━━━ DATA ROWS

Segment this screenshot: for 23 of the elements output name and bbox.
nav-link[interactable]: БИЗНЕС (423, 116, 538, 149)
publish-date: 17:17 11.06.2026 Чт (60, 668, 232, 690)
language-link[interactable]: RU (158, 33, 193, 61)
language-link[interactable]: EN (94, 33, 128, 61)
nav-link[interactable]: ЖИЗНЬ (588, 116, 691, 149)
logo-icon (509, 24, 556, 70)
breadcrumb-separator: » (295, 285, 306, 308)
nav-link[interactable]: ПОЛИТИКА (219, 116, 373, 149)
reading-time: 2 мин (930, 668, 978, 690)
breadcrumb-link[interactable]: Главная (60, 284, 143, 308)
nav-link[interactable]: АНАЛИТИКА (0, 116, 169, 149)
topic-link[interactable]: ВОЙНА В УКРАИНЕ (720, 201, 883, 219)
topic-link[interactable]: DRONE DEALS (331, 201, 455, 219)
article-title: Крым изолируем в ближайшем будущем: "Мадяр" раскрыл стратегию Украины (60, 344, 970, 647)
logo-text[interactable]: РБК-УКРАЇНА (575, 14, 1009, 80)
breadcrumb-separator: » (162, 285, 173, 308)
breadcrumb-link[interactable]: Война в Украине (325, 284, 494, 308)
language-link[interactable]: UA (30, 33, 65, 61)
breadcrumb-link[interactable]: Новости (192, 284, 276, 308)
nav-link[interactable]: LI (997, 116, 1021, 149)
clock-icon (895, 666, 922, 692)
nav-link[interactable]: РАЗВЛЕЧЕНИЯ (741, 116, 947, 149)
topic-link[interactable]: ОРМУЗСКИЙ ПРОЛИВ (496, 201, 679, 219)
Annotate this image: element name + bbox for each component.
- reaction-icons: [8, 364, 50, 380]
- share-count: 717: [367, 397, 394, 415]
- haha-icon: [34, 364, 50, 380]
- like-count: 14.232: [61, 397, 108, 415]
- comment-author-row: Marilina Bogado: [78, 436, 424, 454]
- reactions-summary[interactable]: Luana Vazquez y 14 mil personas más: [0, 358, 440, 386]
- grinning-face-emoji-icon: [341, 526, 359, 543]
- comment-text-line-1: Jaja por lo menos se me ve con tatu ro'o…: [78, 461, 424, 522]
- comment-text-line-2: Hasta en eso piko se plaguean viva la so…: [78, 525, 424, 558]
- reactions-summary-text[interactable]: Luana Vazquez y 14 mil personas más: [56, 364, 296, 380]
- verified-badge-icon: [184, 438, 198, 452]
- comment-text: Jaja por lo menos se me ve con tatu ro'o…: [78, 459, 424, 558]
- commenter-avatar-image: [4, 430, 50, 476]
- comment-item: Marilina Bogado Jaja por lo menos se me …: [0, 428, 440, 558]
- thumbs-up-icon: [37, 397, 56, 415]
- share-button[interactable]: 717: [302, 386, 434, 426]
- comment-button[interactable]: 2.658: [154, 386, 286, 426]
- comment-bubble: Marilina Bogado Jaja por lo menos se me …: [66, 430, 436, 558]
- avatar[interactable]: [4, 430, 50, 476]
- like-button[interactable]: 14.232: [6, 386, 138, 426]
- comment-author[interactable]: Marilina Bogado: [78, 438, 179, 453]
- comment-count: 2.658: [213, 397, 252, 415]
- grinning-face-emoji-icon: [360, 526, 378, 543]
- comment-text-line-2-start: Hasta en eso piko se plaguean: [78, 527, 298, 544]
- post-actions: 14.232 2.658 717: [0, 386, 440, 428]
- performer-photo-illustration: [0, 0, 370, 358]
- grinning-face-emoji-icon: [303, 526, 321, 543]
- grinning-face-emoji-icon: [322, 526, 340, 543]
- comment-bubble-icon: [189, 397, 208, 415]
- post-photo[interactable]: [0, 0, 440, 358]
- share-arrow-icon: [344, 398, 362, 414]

━━━━━━

PROBLEM TO WORK ON >> Write out all of the rows again, replacing "breadcrumb-separator" with "breadcrumb-divider" wherever it occurs and leaving everything else as it is.

FINISHED EXERCISE >>
Segment this screenshot: for 23 of the elements output name and bbox.
nav-link[interactable]: БИЗНЕС (423, 116, 538, 149)
publish-date: 17:17 11.06.2026 Чт (60, 668, 232, 690)
language-link[interactable]: RU (158, 33, 193, 61)
language-link[interactable]: EN (94, 33, 128, 61)
nav-link[interactable]: ЖИЗНЬ (588, 116, 691, 149)
logo-icon (509, 24, 556, 70)
breadcrumb-divider: » (295, 285, 306, 308)
nav-link[interactable]: ПОЛИТИКА (219, 116, 373, 149)
reading-time: 2 мин (930, 668, 978, 690)
breadcrumb-link[interactable]: Главная (60, 284, 143, 308)
nav-link[interactable]: АНАЛИТИКА (0, 116, 169, 149)
topic-link[interactable]: ВОЙНА В УКРАИНЕ (720, 201, 883, 219)
topic-link[interactable]: DRONE DEALS (331, 201, 455, 219)
article-title: Крым изолируем в ближайшем будущем: "Мадяр" раскрыл стратегию Украины (60, 344, 970, 647)
logo-text[interactable]: РБК-УКРАЇНА (575, 14, 1009, 80)
breadcrumb-divider: » (162, 285, 173, 308)
breadcrumb-link[interactable]: Война в Украине (325, 284, 494, 308)
language-link[interactable]: UA (30, 33, 65, 61)
breadcrumb-link[interactable]: Новости (192, 284, 276, 308)
nav-link[interactable]: LI (997, 116, 1021, 149)
clock-icon (895, 666, 922, 692)
nav-link[interactable]: РАЗВЛЕЧЕНИЯ (741, 116, 947, 149)
topic-link[interactable]: ОРМУЗСКИЙ ПРОЛИВ (496, 201, 679, 219)
Annotate this image: element name + bbox for each component.
- reaction-icons: [8, 364, 50, 380]
- share-count: 717: [367, 397, 394, 415]
- haha-icon: [34, 364, 50, 380]
- like-count: 14.232: [61, 397, 108, 415]
- comment-author-row: Marilina Bogado: [78, 436, 424, 454]
- reactions-summary[interactable]: Luana Vazquez y 14 mil personas más: [0, 358, 440, 386]
- grinning-face-emoji-icon: [341, 526, 359, 543]
- comment-text-line-1: Jaja por lo menos se me ve con tatu ro'o…: [78, 461, 424, 522]
- comment-text-line-2: Hasta en eso piko se plaguean viva la so…: [78, 525, 424, 558]
- reactions-summary-text[interactable]: Luana Vazquez y 14 mil personas más: [56, 364, 296, 380]
- verified-badge-icon: [184, 438, 198, 452]
- comment-text: Jaja por lo menos se me ve con tatu ro'o…: [78, 459, 424, 558]
- commenter-avatar-image: [4, 430, 50, 476]
- comment-item: Marilina Bogado Jaja por lo menos se me …: [0, 428, 440, 558]
- thumbs-up-icon: [37, 397, 56, 415]
- share-button[interactable]: 717: [302, 386, 434, 426]
- comment-button[interactable]: 2.658: [154, 386, 286, 426]
- comment-bubble: Marilina Bogado Jaja por lo menos se me …: [66, 430, 436, 558]
- avatar[interactable]: [4, 430, 50, 476]
- like-button[interactable]: 14.232: [6, 386, 138, 426]
- comment-author[interactable]: Marilina Bogado: [78, 438, 179, 453]
- comment-count: 2.658: [213, 397, 252, 415]
- grinning-face-emoji-icon: [360, 526, 378, 543]
- comment-text-line-2-start: Hasta en eso piko se plaguean: [78, 527, 298, 544]
- post-actions: 14.232 2.658 717: [0, 386, 440, 428]
- performer-photo-illustration: [0, 0, 370, 358]
- grinning-face-emoji-icon: [303, 526, 321, 543]
- grinning-face-emoji-icon: [322, 526, 340, 543]
- comment-bubble-icon: [189, 397, 208, 415]
- post-photo[interactable]: [0, 0, 440, 358]
- share-arrow-icon: [344, 398, 362, 414]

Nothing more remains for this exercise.